Work to do.
Retype each entry below, keeping every character the same.

Data for processing.
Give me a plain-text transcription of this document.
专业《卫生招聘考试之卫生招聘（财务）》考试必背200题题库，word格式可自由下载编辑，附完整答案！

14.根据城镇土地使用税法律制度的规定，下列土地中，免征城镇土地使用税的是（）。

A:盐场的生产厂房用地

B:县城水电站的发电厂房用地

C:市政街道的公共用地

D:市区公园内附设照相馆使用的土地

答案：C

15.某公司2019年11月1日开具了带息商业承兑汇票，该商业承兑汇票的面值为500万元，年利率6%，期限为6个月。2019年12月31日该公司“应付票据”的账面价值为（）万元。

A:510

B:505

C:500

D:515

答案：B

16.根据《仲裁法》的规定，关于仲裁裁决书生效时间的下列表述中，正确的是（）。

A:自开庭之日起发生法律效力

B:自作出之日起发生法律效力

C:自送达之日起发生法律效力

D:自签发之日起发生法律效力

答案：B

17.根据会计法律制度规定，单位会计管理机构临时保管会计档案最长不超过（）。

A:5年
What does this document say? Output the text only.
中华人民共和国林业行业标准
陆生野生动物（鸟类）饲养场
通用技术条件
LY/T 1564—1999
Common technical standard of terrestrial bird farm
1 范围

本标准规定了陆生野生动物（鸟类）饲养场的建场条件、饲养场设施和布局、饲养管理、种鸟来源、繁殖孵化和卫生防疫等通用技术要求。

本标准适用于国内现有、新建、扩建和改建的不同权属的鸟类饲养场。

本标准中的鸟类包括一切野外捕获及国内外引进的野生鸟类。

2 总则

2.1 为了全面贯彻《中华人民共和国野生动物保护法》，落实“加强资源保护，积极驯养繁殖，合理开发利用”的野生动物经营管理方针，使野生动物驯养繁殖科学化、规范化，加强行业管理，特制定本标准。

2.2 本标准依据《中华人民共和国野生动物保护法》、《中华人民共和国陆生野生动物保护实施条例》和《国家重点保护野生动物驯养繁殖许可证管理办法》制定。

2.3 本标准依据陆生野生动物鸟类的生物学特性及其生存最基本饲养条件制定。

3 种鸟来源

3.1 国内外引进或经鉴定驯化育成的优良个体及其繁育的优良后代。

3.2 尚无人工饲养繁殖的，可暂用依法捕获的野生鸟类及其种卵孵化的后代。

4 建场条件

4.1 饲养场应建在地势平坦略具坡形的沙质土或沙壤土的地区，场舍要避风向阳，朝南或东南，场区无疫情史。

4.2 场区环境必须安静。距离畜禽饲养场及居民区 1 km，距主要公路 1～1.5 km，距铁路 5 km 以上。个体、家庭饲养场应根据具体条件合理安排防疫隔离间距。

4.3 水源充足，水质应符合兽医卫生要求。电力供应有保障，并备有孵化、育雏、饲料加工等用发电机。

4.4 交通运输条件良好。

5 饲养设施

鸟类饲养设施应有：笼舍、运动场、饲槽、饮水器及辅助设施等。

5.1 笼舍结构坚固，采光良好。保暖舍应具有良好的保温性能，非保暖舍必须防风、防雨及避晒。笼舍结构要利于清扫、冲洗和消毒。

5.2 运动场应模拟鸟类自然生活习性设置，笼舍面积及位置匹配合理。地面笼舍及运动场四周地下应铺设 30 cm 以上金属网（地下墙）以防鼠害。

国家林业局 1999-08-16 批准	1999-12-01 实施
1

Exercise response.
Give me a plain-text transcription of this document.
专业《卫生招聘考试之卫生招聘（财务）》考试必背200题题库，word格式可自由下载编辑，附完整答案！

14.根据城镇土地使用税法律制度的规定，下列土地中，免征城镇土地使用税的是（）。

A:盐场的生产厂房用地

B:县城水电站的发电厂房用地

C:市政街道的公共用地

D:市区公园内附设照相馆使用的土地

答案：C

15.某公司2019年11月1日开具了带息商业承兑汇票，该商业承兑汇票的面值为500万元，年利率6%，期限为6个月。2019年12月31日该公司“应付票据”的账面价值为（）万元。

A:510

B:505

C:500

D:515

答案：B

16.根据《仲裁法》的规定，关于仲裁裁决书生效时间的下列表述中，正确的是（）。

A:自开庭之日起发生法律效力

B:自作出之日起发生法律效力

C:自送达之日起发生法律效力

D:自签发之日起发生法律效力

答案：B

17.根据会计法律制度规定，单位会计管理机构临时保管会计档案最长不超过（）。

A:5年
What does this document say? Output the text only.
中华人民共和国林业行业标准
陆生野生动物（鸟类）饲养场
通用技术条件
LY/T 1564—1999
Common technical standard of terrestrial bird farm
1 范围

本标准规定了陆生野生动物（鸟类）饲养场的建场条件、饲养场设施和布局、饲养管理、种鸟来源、繁殖孵化和卫生防疫等通用技术要求。

本标准适用于国内现有、新建、扩建和改建的不同权属的鸟类饲养场。

本标准中的鸟类包括一切野外捕获及国内外引进的野生鸟类。

2 总则

2.1 为了全面贯彻《中华人民共和国野生动物保护法》，落实“加强资源保护，积极驯养繁殖，合理开发利用”的野生动物经营管理方针，使野生动物驯养繁殖科学化、规范化，加强行业管理，特制定本标准。

2.2 本标准依据《中华人民共和国野生动物保护法》、《中华人民共和国陆生野生动物保护实施条例》和《国家重点保护野生动物驯养繁殖许可证管理办法》制定。

2.3 本标准依据陆生野生动物鸟类的生物学特性及其生存最基本饲养条件制定。

3 种鸟来源

3.1 国内外引进或经鉴定驯化育成的优良个体及其繁育的优良后代。

3.2 尚无人工饲养繁殖的，可暂用依法捕获的野生鸟类及其种卵孵化的后代。

4 建场条件

4.1 饲养场应建在地势平坦略具坡形的沙质土或沙壤土的地区，场舍要避风向阳，朝南或东南，场区无疫情史。

4.2 场区环境必须安静。距离畜禽饲养场及居民区 1 km，距主要公路 1～1.5 km，距铁路 5 km 以上。个体、家庭饲养场应根据具体条件合理安排防疫隔离间距。

4.3 水源充足，水质应符合兽医卫生要求。电力供应有保障，并备有孵化、育雏、饲料加工等用发电机。

4.4 交通运输条件良好。

5 饲养设施

鸟类饲养设施应有：笼舍、运动场、饲槽、饮水器及辅助设施等。

5.1 笼舍结构坚固，采光良好。保暖舍应具有良好的保温性能，非保暖舍必须防风、防雨及避晒。笼舍结构要利于清扫、冲洗和消毒。

5.2 运动场应模拟鸟类自然生活习性设置，笼舍面积及位置匹配合理。地面笼舍及运动场四周地下应铺设 30 cm 以上金属网（地下墙）以防鼠害。

国家林业局 1999-08-16 批准	1999-12-01 实施
1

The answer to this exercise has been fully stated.